══ SELECTED PASSAGE
Movie Review: Love Lies Bleeding


Squalor, a miserable terrible job, homelessness, a bleak and poor future, and extreme depression are all realities that are the beginning of the new movie “Love Lies Bleeding”. This movie starts with the main character Lou, played by Kristen Stewart, with her arm (while wearing rubber gloves) inside a disgusting clogged toilet bowl trying to fix the clog. Perhaps the dilapidated gym she was working in did not have a plunger? This first scene sets the tone of this movie, which is shocking, at times disgusting, vile, and all about the lowest levels of humanity, including even homelessness.

The story is about the lesbian relationship between Lou, and Jackie a female bodybuilder played Katy O’Brian, who starts to use steroids. It is Jackie’s steroid abuse and the domestic abuse suffered by Lou’s sister Beth, played by Jena Malone from her husband JJ, played by Dave Franco that are the main parts of a story that deteriorates into a Shakespearian tragedy involving multiple murders.

There are several scenes of the intense physical relationship between Lou and Jackie, obviously making this film not for children. While the story is good overall, there are the standard “let’s try and be different” insane and delusional visual scenes that are derived from the gross abuse of Jackie’s constant shooting vials of steroids. Some of these scenes are so crazy that anyone could argue they almost ruin the entire movie. Why try so hard to create visual effects that nobody has ever seen before, rather than just concentrate on the quality of the overall story?
════
▸ ASSIGNED TASK 1
In the review of Love Lies Bleeding, which actor plays Lou?
▸ ASSIGNED TASK 2
Set down the stretch of the review of Love Lies Bleeding from "Squalor, a miserable" through "including even homelessness.", word for word.
▸ ASSIGNED TASK 3
Translate this sentence from the review of Love Lies Bleeding into Spanish: "Some of these scenes are so crazy that anyone could argue they almost ruin the entire movie."
The material after this point has nothing to do with the review of Love Lies Bleeding.
══ INFORMATION GIVEN
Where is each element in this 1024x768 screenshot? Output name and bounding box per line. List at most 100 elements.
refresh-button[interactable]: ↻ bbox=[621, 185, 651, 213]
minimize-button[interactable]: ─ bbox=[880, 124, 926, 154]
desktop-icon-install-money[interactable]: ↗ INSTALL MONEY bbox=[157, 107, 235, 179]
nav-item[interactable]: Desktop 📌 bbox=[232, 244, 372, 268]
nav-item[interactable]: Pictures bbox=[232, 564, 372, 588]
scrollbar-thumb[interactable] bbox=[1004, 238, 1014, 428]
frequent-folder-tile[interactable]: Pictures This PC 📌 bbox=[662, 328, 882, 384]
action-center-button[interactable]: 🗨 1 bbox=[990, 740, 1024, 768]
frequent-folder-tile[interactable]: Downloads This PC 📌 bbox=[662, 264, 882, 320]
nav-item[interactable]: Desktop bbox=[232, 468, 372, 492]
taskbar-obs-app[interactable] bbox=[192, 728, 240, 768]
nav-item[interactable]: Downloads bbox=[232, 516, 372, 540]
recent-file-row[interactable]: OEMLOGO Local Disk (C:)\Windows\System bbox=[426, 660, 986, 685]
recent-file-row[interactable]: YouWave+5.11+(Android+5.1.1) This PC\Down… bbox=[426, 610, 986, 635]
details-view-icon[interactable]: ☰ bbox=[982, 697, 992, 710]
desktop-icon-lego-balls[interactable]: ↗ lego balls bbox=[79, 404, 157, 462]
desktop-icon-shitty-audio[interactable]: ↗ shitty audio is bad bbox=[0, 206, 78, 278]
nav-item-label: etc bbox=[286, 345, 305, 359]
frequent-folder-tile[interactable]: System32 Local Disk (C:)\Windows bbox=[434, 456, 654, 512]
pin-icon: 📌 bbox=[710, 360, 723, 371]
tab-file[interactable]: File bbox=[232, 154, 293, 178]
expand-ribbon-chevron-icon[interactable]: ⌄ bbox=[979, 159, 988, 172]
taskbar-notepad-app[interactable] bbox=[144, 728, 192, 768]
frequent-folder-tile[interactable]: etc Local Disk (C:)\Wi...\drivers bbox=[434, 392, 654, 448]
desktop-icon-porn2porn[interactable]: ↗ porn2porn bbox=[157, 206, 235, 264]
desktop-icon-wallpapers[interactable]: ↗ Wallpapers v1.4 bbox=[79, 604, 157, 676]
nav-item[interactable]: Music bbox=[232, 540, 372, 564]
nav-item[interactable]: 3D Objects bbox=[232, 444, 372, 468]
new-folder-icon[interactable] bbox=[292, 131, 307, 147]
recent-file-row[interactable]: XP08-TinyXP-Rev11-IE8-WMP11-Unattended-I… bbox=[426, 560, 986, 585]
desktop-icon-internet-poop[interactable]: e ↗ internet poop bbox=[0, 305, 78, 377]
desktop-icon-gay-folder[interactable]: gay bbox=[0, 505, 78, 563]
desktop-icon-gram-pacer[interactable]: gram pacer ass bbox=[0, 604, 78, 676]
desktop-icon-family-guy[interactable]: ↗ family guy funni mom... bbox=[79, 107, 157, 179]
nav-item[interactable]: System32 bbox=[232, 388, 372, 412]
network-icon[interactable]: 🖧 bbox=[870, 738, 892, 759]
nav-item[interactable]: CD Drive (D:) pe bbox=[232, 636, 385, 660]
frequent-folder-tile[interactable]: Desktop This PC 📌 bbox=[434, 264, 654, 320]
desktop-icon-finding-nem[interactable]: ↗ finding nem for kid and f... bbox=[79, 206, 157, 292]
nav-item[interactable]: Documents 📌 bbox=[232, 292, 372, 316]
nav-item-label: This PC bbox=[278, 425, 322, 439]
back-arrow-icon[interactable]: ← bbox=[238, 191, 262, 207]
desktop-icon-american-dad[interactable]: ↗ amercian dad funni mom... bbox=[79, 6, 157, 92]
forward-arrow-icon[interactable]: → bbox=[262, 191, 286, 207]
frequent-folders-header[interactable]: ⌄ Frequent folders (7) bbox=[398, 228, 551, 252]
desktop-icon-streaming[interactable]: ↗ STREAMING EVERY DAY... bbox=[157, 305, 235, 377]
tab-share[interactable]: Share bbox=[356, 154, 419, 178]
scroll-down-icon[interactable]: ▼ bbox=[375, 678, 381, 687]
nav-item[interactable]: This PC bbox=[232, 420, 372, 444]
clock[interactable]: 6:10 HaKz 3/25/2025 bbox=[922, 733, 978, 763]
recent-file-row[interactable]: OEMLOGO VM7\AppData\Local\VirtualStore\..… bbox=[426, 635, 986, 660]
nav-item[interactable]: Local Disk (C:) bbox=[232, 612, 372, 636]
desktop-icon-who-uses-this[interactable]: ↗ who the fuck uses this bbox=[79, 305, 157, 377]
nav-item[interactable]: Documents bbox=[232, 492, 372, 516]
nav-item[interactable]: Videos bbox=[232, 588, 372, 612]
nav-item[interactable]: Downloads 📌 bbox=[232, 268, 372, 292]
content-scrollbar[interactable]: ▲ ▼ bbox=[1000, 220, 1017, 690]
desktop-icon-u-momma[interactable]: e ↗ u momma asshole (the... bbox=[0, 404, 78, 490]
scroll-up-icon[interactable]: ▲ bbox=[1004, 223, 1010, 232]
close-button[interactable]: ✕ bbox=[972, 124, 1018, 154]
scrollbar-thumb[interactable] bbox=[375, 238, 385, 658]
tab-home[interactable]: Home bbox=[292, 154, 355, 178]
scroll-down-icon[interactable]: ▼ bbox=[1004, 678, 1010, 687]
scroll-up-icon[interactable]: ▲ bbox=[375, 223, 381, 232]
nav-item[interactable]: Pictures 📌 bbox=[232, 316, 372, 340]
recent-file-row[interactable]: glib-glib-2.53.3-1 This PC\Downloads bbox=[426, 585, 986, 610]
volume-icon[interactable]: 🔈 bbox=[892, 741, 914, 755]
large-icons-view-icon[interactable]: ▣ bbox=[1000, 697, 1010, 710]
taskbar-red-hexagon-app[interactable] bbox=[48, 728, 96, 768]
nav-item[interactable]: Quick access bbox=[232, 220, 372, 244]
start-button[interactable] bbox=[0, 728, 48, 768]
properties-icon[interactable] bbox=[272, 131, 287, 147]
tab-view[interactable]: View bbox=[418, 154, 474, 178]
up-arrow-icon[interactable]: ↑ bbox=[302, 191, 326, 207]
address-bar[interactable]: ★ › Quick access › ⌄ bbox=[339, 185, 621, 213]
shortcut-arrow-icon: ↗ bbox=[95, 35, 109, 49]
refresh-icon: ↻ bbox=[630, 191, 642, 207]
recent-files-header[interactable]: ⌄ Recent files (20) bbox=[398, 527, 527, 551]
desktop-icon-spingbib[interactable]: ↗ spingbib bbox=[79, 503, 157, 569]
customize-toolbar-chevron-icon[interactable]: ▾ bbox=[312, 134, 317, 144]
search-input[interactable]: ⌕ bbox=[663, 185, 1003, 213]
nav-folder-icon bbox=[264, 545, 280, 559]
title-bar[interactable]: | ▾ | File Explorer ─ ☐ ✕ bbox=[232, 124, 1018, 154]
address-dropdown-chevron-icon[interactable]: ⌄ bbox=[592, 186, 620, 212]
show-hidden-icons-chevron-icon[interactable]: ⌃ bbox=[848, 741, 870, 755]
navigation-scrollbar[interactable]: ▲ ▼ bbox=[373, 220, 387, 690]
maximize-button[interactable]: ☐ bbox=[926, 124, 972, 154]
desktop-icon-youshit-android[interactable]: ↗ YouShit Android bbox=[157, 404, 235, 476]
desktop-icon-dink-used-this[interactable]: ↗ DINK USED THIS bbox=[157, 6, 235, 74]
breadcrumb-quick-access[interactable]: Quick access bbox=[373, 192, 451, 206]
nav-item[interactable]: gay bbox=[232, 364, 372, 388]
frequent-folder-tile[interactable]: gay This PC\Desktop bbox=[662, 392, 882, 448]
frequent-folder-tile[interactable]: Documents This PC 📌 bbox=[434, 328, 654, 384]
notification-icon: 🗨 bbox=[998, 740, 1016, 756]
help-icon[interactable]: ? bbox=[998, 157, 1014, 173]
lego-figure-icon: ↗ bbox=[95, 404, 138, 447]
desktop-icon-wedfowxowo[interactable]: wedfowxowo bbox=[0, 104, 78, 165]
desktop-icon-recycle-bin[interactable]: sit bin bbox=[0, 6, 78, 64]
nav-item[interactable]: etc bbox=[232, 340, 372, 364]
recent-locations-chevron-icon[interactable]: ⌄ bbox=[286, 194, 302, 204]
════
▸ TASK RESULT 1
Kristen Stewart plays Lou.

▸ TASK RESULT 2
Squalor, a miserable terrible job, homelessness, a bleak and poor future, and extreme depression are all realities that are the beginning of the new movie “Love Lies Bleeding”. This movie starts with the main character Lou, played by Kristen Stewart, with her arm (while wearing rubber gloves) inside a disgusting clogged toilet bowl trying to fix the clog. Perhaps the dilapidated gym she was working in did not have a plunger? This first scene sets the tone of this movie, which is shocking, at times disgusting, vile, and all about the lowest levels of humanity, including even homelessness.

▸ TASK RESULT 3
Algunas de estas escenas son tan disparatadas que cualquiera podría argumentar que casi arruinan toda la película.